_EXTRACTED ENTRIES_:
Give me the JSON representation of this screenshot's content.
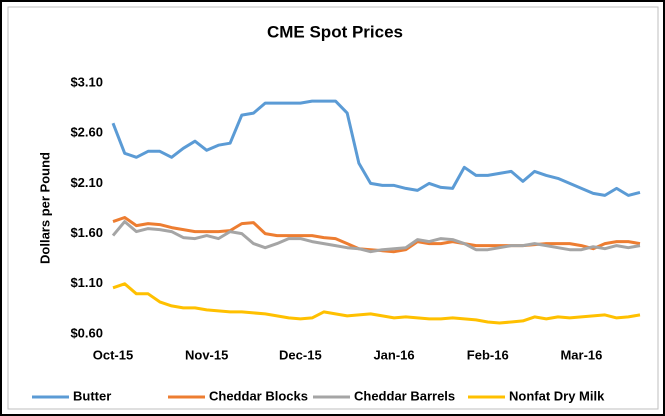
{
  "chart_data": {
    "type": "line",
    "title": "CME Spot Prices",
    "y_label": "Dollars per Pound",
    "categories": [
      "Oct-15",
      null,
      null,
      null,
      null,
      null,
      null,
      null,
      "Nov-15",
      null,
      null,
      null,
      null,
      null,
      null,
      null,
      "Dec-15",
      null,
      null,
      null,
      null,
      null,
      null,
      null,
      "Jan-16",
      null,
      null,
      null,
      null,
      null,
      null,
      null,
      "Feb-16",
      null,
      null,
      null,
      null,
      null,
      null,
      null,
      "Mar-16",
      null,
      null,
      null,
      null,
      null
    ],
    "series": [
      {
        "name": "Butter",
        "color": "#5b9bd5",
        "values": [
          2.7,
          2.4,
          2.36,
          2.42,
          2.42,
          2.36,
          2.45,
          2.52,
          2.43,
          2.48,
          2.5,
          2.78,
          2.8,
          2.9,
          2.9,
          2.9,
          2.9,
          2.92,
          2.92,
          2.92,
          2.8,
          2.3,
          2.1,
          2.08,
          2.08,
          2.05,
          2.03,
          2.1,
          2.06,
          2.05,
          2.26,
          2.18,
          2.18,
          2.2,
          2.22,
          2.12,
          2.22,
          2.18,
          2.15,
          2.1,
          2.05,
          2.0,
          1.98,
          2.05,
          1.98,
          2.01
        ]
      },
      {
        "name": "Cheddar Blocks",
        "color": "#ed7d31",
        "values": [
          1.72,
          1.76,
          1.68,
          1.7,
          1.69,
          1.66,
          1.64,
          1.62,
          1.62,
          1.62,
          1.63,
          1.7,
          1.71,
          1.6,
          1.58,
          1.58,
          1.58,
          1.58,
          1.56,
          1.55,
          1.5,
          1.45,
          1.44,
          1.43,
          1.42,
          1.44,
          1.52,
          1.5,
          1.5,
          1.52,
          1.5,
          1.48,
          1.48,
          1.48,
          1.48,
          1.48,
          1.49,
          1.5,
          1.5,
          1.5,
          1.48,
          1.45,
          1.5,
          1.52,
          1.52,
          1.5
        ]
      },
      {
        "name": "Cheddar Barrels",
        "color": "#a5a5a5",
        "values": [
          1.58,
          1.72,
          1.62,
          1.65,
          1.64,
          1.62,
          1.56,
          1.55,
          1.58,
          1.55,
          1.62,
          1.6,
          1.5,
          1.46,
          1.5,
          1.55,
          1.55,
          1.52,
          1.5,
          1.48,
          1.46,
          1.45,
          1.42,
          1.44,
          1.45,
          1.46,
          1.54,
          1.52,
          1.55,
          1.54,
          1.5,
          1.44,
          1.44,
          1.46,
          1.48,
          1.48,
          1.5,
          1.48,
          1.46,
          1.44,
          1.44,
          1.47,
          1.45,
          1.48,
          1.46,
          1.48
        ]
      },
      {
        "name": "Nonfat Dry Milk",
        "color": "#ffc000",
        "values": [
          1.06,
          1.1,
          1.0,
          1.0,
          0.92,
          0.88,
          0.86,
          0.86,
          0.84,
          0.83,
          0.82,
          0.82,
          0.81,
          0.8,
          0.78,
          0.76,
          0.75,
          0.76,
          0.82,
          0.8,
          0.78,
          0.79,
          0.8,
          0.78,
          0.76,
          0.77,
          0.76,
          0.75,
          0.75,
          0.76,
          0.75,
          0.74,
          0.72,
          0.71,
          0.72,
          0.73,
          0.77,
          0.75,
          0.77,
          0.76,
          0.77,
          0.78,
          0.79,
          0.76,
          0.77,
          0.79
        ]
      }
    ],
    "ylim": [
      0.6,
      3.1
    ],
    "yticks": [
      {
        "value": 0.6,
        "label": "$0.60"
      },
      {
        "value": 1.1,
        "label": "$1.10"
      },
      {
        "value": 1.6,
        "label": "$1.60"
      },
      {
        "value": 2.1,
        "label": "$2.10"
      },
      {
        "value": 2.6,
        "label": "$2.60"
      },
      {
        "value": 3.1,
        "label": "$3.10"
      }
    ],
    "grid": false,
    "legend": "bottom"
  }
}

* * *

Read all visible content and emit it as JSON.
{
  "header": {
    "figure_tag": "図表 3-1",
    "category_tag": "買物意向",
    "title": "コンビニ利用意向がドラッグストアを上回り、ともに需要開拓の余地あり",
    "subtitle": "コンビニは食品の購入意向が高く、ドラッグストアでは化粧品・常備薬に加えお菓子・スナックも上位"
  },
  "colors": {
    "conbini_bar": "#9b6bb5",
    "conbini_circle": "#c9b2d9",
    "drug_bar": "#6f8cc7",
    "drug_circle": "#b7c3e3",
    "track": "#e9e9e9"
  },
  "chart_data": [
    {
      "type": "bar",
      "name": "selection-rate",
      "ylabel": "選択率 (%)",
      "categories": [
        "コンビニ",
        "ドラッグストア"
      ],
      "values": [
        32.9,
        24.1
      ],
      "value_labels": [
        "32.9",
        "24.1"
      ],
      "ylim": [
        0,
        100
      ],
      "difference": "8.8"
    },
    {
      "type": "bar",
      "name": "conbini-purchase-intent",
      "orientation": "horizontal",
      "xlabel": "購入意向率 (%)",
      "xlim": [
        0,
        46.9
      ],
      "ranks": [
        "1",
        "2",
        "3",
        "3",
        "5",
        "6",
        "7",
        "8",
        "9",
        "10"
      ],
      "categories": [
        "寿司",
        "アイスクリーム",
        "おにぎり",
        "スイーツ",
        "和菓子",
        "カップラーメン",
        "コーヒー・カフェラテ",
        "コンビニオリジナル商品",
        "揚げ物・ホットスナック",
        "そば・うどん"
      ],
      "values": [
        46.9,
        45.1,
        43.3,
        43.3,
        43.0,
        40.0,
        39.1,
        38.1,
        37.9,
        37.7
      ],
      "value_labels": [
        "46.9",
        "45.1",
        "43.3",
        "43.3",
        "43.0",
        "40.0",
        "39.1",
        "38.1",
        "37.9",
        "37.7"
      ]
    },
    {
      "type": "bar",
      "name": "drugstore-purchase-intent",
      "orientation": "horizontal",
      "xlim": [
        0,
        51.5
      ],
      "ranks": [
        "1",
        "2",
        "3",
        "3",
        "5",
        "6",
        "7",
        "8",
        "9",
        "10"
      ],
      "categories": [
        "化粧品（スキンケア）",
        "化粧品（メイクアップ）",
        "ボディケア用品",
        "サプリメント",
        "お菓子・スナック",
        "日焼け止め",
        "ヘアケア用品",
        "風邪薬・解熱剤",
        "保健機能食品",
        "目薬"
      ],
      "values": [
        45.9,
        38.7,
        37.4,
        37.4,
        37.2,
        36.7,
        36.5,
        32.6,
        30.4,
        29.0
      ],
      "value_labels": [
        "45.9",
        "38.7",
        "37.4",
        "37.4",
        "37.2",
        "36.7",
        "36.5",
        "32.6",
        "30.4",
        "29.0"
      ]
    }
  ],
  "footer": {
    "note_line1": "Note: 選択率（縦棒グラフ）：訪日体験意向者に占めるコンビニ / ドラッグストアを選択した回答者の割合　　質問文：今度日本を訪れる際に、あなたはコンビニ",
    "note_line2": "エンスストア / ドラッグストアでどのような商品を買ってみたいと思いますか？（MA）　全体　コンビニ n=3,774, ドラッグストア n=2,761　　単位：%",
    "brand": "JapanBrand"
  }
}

--

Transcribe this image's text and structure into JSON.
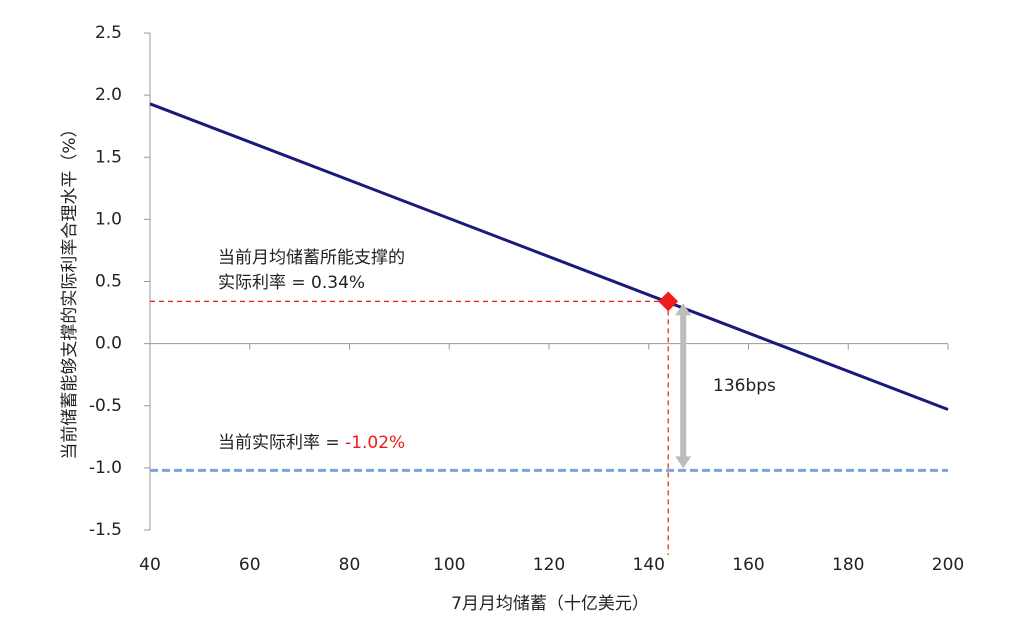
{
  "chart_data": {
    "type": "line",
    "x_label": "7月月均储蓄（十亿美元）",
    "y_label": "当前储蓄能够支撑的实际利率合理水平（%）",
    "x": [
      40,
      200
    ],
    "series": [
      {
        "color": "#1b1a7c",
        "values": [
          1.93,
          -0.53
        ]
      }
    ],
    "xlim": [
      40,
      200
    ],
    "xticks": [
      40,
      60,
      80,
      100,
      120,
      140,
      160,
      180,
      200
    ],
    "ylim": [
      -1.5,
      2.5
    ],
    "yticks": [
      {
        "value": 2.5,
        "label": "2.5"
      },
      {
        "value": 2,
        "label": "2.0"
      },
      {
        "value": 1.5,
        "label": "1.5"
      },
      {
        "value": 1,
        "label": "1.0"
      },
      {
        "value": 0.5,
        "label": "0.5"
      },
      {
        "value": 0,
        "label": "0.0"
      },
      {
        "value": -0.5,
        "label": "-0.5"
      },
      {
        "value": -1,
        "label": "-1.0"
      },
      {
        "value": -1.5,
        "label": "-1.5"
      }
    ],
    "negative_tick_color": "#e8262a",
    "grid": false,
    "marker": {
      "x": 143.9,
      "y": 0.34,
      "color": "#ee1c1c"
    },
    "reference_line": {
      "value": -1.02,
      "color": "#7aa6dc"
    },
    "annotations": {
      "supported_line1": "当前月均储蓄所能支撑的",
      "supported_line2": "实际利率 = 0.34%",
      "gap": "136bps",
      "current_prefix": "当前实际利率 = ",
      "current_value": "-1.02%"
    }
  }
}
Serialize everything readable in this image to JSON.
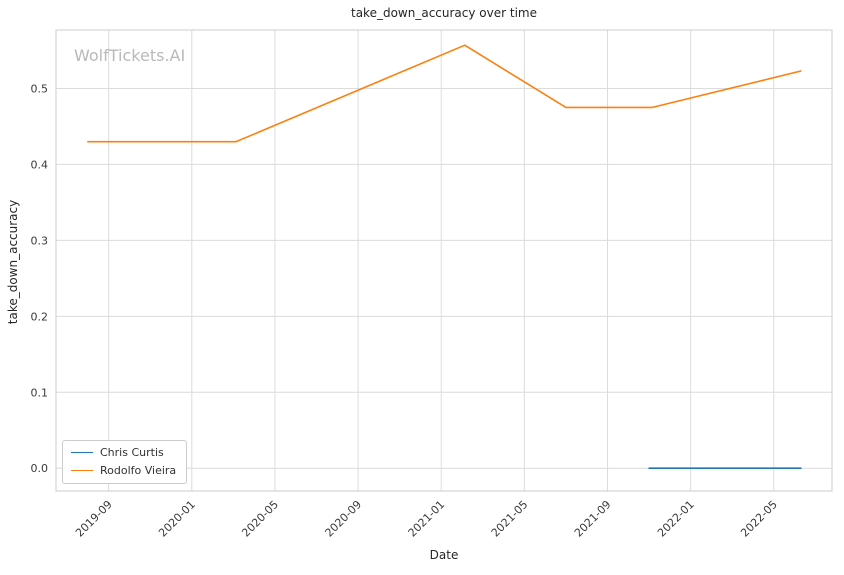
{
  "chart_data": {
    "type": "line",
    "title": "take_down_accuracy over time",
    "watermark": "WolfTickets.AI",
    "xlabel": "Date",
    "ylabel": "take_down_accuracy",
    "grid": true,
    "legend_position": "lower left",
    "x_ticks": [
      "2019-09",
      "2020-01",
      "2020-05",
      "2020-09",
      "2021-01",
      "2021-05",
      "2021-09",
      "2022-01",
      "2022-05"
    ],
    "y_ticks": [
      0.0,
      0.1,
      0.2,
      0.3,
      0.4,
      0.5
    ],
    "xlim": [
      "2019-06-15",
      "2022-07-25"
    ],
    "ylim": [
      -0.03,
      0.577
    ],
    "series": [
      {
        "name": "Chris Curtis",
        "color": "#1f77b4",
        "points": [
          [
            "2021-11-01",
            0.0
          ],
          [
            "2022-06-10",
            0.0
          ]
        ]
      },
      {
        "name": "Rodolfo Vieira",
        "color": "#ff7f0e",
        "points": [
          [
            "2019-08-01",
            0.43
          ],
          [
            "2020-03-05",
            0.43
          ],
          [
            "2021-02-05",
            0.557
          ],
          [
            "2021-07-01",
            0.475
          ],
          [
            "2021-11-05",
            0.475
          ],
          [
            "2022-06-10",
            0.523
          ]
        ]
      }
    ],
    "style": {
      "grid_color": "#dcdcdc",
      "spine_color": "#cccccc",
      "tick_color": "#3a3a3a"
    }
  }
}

_WRITTEN REQUEST_: Report each line in the data that holds the word "this".

_EXPECTED ANSWER_:
Give me the JSON representation of this screenshot's content.
Transcribe this image's text and structure into JSON.
Serialize everything readable in this image to JSON.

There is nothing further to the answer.